**WORK TO COMPLETE:** Extract the listing below in full, unchanged.

[Records from a collection of figures]
.....
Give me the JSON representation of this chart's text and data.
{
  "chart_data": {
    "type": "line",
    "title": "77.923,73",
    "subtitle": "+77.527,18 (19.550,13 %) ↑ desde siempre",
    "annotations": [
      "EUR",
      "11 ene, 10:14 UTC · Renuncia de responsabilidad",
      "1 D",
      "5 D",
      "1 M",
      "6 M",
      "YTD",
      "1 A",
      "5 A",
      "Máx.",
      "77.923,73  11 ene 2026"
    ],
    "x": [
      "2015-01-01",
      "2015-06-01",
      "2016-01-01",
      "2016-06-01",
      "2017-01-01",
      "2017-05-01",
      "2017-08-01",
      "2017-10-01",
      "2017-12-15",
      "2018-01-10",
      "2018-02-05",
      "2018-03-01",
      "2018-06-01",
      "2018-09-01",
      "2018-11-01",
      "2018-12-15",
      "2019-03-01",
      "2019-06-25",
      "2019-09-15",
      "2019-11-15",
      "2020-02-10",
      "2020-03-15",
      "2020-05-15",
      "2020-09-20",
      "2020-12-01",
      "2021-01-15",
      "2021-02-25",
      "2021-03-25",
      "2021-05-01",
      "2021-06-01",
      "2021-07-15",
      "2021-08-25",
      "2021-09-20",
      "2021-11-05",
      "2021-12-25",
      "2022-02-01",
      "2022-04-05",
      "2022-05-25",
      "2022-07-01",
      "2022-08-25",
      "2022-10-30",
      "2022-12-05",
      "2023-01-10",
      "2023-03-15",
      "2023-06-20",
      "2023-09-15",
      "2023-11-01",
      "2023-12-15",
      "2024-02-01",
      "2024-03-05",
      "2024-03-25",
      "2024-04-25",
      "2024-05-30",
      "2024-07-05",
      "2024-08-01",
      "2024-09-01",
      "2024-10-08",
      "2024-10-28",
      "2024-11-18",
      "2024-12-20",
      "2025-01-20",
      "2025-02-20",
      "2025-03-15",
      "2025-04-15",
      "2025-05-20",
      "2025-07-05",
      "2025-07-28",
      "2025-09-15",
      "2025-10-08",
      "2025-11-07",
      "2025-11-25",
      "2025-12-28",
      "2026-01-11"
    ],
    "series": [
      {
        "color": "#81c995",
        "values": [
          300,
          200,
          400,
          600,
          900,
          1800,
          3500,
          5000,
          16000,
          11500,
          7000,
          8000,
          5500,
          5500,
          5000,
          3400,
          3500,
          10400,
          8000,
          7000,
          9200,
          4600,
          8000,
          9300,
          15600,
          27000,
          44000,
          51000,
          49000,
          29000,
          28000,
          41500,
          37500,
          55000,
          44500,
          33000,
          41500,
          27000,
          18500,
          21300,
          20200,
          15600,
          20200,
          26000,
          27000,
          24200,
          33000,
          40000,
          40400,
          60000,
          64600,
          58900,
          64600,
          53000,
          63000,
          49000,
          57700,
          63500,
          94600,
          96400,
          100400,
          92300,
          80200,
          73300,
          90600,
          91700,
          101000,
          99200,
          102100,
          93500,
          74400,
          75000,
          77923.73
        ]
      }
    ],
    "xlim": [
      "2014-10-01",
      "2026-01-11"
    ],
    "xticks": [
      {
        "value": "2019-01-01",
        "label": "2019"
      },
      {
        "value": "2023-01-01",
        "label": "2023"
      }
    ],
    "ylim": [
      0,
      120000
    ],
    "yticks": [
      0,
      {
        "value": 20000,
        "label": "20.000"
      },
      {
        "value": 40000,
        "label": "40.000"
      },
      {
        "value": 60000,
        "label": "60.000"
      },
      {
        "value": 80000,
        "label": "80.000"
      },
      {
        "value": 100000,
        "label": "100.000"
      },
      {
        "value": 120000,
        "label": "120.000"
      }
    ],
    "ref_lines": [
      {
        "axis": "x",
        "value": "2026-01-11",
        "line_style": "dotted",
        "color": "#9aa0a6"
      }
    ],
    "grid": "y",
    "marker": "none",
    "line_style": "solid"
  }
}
.....
**RESULT OF THIS EXERCISE:**
Give me the JSON representation of this chart's text and data.
{
  "chart_data": {
    "type": "line",
    "title": "77.923,73",
    "subtitle": "+77.527,18 (19.550,13 %) ↑ desde siempre",
    "annotations": [
      "EUR",
      "11 ene, 10:14 UTC · Renuncia de responsabilidad",
      "1 D",
      "5 D",
      "1 M",
      "6 M",
      "YTD",
      "1 A",
      "5 A",
      "Máx.",
      "77.923,73  11 ene 2026"
    ],
    "x": [
      "2015-01-01",
      "2015-06-01",
      "2016-01-01",
      "2016-06-01",
      "2017-01-01",
      "2017-05-01",
      "2017-08-01",
      "2017-10-01",
      "2017-12-15",
      "2018-01-10",
      "2018-02-05",
      "2018-03-01",
      "2018-06-01",
      "2018-09-01",
      "2018-11-01",
      "2018-12-15",
      "2019-03-01",
      "2019-06-25",
      "2019-09-15",
      "2019-11-15",
      "2020-02-10",
      "2020-03-15",
      "2020-05-15",
      "2020-09-20",
      "2020-12-01",
      "2021-01-15",
      "2021-02-25",
      "2021-03-25",
      "2021-05-01",
      "2021-06-01",
      "2021-07-15",
      "2021-08-25",
      "2021-09-20",
      "2021-11-05",
      "2021-12-25",
      "2022-02-01",
      "2022-04-05",
      "2022-05-25",
      "2022-07-01",
      "2022-08-25",
      "2022-10-30",
      "2022-12-05",
      "2023-01-10",
      "2023-03-15",
      "2023-06-20",
      "2023-09-15",
      "2023-11-01",
      "2023-12-15",
      "2024-02-01",
      "2024-03-05",
      "2024-03-25",
      "2024-04-25",
      "2024-05-30",
      "2024-07-05",
      "2024-08-01",
      "2024-09-01",
      "2024-10-08",
      "2024-10-28",
      "2024-11-18",
      "2024-12-20",
      "2025-01-20",
      "2025-02-20",
      "2025-03-15",
      "2025-04-15",
      "2025-05-20",
      "2025-07-05",
      "2025-07-28",
      "2025-09-15",
      "2025-10-08",
      "2025-11-07",
      "2025-11-25",
      "2025-12-28",
      "2026-01-11"
    ],
    "series": [
      {
        "color": "#81c995",
        "values": [
          300,
          200,
          400,
          600,
          900,
          1800,
          3500,
          5000,
          16000,
          11500,
          7000,
          8000,
          5500,
          5500,
          5000,
          3400,
          3500,
          10400,
          8000,
          7000,
          9200,
          4600,
          8000,
          9300,
          15600,
          27000,
          44000,
          51000,
          49000,
          29000,
          28000,
          41500,
          37500,
          55000,
          44500,
          33000,
          41500,
          27000,
          18500,
          21300,
          20200,
          15600,
          20200,
          26000,
          27000,
          24200,
          33000,
          40000,
          40400,
          60000,
          64600,
          58900,
          64600,
          53000,
          63000,
          49000,
          57700,
          63500,
          94600,
          96400,
          100400,
          92300,
          80200,
          73300,
          90600,
          91700,
          101000,
          99200,
          102100,
          93500,
          74400,
          75000,
          77923.73
        ]
      }
    ],
    "xlim": [
      "2014-10-01",
      "2026-01-11"
    ],
    "xticks": [
      {
        "value": "2019-01-01",
        "label": "2019"
      },
      {
        "value": "2023-01-01",
        "label": "2023"
      }
    ],
    "ylim": [
      0,
      120000
    ],
    "yticks": [
      0,
      {
        "value": 20000,
        "label": "20.000"
      },
      {
        "value": 40000,
        "label": "40.000"
      },
      {
        "value": 60000,
        "label": "60.000"
      },
      {
        "value": 80000,
        "label": "80.000"
      },
      {
        "value": 100000,
        "label": "100.000"
      },
      {
        "value": 120000,
        "label": "120.000"
      }
    ],
    "ref_lines": [
      {
        "axis": "x",
        "value": "2026-01-11",
        "line_style": "dotted",
        "color": "#9aa0a6"
      }
    ],
    "grid": "y",
    "marker": "none",
    "line_style": "solid"
  }
}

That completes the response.